What you have to do: Every line containing the word "this" needs to be found and copied.
--- begin Records to use ---
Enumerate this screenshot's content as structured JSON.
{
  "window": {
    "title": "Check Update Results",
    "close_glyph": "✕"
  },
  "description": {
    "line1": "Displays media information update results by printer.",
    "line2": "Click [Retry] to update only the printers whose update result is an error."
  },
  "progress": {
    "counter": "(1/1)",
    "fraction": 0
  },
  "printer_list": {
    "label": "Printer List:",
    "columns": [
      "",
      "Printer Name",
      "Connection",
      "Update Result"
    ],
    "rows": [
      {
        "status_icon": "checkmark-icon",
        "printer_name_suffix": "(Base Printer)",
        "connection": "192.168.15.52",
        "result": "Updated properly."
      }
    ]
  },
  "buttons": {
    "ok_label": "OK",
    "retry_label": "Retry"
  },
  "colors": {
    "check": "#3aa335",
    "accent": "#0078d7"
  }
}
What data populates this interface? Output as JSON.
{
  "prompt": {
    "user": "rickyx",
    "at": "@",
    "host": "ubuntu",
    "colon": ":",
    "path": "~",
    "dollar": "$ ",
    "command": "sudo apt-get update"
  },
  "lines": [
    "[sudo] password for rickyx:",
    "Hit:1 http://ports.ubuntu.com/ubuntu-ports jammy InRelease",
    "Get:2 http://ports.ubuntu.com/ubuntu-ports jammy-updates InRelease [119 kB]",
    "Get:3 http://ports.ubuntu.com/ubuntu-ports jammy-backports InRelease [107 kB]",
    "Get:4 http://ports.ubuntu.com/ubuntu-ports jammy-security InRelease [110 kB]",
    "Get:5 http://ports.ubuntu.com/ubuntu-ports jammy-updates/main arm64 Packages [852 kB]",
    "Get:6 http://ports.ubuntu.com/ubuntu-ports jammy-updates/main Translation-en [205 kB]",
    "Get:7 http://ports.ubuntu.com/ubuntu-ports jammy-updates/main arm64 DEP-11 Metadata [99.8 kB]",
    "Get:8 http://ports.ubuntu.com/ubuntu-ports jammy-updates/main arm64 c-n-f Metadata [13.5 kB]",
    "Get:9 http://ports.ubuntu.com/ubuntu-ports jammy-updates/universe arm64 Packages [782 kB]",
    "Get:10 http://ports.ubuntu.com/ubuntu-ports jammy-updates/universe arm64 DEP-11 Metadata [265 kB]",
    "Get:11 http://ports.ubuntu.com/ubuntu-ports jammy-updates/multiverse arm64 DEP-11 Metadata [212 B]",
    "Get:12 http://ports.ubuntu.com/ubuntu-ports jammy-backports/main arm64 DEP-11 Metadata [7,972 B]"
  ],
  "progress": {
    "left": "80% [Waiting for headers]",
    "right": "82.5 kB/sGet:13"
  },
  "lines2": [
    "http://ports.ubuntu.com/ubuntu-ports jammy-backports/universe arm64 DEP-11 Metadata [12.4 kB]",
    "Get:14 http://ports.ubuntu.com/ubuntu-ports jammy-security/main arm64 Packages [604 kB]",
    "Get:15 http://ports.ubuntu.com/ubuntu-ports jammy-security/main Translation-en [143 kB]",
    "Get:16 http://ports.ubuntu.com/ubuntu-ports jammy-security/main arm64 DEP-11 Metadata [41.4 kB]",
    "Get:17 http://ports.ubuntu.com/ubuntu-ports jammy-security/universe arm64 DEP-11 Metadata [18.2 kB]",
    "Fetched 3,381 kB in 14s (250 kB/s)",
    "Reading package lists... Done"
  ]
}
--- end Records to use ---
Finished task:
Enumerate this screenshot's content as structured JSON.
What data populates this interface? Output as JSON.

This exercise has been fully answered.